** BEGIN Data to process **
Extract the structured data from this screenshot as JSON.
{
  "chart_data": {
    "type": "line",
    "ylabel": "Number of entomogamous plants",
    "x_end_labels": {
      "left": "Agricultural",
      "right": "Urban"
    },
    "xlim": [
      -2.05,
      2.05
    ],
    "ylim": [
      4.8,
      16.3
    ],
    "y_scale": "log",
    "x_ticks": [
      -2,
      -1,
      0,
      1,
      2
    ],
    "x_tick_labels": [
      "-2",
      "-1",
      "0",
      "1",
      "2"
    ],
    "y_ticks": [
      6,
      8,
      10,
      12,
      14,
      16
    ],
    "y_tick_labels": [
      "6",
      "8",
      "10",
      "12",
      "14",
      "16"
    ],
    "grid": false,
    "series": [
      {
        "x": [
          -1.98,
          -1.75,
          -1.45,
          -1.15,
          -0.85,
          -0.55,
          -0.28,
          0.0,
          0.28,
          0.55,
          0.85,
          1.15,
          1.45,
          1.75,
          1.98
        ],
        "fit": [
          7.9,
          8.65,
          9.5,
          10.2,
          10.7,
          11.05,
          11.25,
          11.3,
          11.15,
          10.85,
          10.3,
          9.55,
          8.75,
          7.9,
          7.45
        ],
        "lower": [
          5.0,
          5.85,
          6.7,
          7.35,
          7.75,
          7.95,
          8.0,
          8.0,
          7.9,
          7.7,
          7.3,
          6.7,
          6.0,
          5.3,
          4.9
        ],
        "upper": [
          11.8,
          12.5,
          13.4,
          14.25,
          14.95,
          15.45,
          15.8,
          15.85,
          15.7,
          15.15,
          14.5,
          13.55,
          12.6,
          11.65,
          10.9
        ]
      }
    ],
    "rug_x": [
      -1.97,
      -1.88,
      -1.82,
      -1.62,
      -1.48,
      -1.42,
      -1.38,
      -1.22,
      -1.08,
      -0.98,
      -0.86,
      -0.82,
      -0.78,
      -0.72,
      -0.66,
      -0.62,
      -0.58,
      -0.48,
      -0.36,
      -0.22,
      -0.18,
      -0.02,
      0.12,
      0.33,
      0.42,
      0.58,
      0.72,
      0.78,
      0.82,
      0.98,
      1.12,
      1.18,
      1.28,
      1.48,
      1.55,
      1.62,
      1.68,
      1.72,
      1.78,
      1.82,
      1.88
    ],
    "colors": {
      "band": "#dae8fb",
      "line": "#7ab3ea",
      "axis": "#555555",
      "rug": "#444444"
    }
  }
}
** END Data to process **
Could you transcribe the records in full, exactly?

Extract the structured data from this screenshot as JSON.
{
  "chart_data": {
    "type": "line",
    "ylabel": "Number of entomogamous plants",
    "x_end_labels": {
      "left": "Agricultural",
      "right": "Urban"
    },
    "xlim": [
      -2.05,
      2.05
    ],
    "ylim": [
      4.8,
      16.3
    ],
    "y_scale": "log",
    "x_ticks": [
      -2,
      -1,
      0,
      1,
      2
    ],
    "x_tick_labels": [
      "-2",
      "-1",
      "0",
      "1",
      "2"
    ],
    "y_ticks": [
      6,
      8,
      10,
      12,
      14,
      16
    ],
    "y_tick_labels": [
      "6",
      "8",
      "10",
      "12",
      "14",
      "16"
    ],
    "grid": false,
    "series": [
      {
        "x": [
          -1.98,
          -1.75,
          -1.45,
          -1.15,
          -0.85,
          -0.55,
          -0.28,
          0.0,
          0.28,
          0.55,
          0.85,
          1.15,
          1.45,
          1.75,
          1.98
        ],
        "fit": [
          7.9,
          8.65,
          9.5,
          10.2,
          10.7,
          11.05,
          11.25,
          11.3,
          11.15,
          10.85,
          10.3,
          9.55,
          8.75,
          7.9,
          7.45
        ],
        "lower": [
          5.0,
          5.85,
          6.7,
          7.35,
          7.75,
          7.95,
          8.0,
          8.0,
          7.9,
          7.7,
          7.3,
          6.7,
          6.0,
          5.3,
          4.9
        ],
        "upper": [
          11.8,
          12.5,
          13.4,
          14.25,
          14.95,
          15.45,
          15.8,
          15.85,
          15.7,
          15.15,
          14.5,
          13.55,
          12.6,
          11.65,
          10.9
        ]
      }
    ],
    "rug_x": [
      -1.97,
      -1.88,
      -1.82,
      -1.62,
      -1.48,
      -1.42,
      -1.38,
      -1.22,
      -1.08,
      -0.98,
      -0.86,
      -0.82,
      -0.78,
      -0.72,
      -0.66,
      -0.62,
      -0.58,
      -0.48,
      -0.36,
      -0.22,
      -0.18,
      -0.02,
      0.12,
      0.33,
      0.42,
      0.58,
      0.72,
      0.78,
      0.82,
      0.98,
      1.12,
      1.18,
      1.28,
      1.48,
      1.55,
      1.62,
      1.68,
      1.72,
      1.78,
      1.82,
      1.88
    ],
    "colors": {
      "band": "#dae8fb",
      "line": "#7ab3ea",
      "axis": "#555555",
      "rug": "#444444"
    }
  }
}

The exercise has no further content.